▸ Records from a collection of figures:
☆ ☆ ☆

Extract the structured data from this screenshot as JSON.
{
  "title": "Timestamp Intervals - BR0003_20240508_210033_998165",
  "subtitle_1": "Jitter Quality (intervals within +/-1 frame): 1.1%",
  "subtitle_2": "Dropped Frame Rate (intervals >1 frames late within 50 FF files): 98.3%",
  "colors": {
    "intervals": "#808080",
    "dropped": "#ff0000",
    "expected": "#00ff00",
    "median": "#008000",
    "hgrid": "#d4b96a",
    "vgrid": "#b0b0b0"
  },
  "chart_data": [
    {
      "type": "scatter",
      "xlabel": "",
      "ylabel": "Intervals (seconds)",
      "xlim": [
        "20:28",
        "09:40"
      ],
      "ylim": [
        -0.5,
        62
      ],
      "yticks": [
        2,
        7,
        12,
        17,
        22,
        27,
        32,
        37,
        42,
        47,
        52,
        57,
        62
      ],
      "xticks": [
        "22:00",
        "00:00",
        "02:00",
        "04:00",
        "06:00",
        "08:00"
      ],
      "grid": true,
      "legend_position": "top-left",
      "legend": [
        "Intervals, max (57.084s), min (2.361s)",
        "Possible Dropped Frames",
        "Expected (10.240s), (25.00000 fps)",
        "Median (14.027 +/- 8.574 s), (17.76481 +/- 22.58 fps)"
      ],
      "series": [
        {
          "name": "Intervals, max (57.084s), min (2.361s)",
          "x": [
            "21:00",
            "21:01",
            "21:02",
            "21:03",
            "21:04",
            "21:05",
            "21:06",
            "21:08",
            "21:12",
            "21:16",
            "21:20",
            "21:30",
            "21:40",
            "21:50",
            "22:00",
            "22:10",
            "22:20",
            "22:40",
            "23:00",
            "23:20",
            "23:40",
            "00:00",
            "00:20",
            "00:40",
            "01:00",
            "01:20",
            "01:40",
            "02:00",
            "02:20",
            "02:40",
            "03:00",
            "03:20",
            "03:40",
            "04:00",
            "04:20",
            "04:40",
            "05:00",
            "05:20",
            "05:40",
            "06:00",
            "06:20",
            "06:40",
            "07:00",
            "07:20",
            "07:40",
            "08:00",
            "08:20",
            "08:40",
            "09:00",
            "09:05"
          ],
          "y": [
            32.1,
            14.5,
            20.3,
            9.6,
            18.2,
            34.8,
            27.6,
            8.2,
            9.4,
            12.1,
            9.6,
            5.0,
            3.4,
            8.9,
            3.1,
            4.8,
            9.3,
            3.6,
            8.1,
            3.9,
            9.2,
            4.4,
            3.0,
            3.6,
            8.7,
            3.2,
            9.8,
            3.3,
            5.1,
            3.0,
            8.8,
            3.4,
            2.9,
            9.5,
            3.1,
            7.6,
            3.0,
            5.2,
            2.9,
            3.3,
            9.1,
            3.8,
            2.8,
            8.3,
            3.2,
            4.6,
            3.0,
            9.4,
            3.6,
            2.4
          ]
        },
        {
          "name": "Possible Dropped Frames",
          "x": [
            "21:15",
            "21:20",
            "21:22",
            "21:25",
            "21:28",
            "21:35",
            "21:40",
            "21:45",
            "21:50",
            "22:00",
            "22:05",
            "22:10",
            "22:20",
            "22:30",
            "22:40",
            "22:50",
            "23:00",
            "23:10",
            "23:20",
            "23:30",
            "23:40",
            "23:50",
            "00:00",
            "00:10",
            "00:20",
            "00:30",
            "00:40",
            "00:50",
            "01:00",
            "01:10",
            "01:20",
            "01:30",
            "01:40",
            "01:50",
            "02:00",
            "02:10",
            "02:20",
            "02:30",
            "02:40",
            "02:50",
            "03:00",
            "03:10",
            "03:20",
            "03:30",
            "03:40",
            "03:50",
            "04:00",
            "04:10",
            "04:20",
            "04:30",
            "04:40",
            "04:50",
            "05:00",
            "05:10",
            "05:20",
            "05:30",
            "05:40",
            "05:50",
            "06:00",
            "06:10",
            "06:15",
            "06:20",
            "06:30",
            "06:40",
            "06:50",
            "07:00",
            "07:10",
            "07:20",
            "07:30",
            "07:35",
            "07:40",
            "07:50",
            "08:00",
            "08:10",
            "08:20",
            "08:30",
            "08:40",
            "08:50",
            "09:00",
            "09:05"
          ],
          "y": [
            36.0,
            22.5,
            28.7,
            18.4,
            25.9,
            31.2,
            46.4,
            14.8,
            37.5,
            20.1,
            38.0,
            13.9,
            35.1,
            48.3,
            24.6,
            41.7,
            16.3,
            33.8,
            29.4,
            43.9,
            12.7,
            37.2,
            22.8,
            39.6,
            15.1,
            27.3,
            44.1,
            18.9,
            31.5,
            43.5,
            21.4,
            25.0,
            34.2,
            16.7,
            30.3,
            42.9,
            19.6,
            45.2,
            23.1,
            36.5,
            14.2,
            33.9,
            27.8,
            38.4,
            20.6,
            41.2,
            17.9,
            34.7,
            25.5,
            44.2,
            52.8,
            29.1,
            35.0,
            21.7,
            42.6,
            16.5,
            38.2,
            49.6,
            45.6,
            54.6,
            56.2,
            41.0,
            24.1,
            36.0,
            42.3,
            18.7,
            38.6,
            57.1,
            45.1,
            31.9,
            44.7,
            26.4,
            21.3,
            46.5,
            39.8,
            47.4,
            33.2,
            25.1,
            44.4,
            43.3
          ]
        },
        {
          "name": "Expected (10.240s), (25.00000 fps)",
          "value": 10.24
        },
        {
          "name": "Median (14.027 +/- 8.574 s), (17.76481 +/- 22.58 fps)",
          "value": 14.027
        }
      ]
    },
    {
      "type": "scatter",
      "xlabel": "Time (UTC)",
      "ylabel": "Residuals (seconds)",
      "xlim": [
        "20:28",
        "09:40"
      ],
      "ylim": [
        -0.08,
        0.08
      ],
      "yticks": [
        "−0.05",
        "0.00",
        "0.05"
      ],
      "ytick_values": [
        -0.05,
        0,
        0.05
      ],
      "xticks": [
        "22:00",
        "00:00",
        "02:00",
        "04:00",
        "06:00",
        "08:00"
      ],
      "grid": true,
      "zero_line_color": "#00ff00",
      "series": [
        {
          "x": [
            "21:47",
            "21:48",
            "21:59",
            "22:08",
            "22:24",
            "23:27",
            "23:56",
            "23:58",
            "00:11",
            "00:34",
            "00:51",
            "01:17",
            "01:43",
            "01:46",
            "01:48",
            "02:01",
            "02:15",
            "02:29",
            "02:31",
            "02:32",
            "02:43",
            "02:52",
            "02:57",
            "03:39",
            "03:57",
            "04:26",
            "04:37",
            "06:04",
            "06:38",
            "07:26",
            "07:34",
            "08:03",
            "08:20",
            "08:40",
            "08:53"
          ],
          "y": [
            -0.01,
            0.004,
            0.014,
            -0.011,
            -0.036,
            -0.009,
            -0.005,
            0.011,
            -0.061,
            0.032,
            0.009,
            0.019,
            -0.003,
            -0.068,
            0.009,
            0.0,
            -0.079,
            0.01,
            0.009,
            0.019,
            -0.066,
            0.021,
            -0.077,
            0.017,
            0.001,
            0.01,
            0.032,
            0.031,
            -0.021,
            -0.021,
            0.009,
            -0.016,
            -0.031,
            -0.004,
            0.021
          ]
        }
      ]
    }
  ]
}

☆ ☆ ☆

▸ Work to be completed:
Copy every line of the entries above in which "name" occurs.

▸ Task output:
          "name": "Intervals, max (57.084s), min (2.361s)",
          "name": "Possible Dropped Frames",
          "name": "Expected (10.240s), (25.00000 fps)",
          "name": "Median (14.027 +/- 8.574 s), (17.76481 +/- 22.58 fps)",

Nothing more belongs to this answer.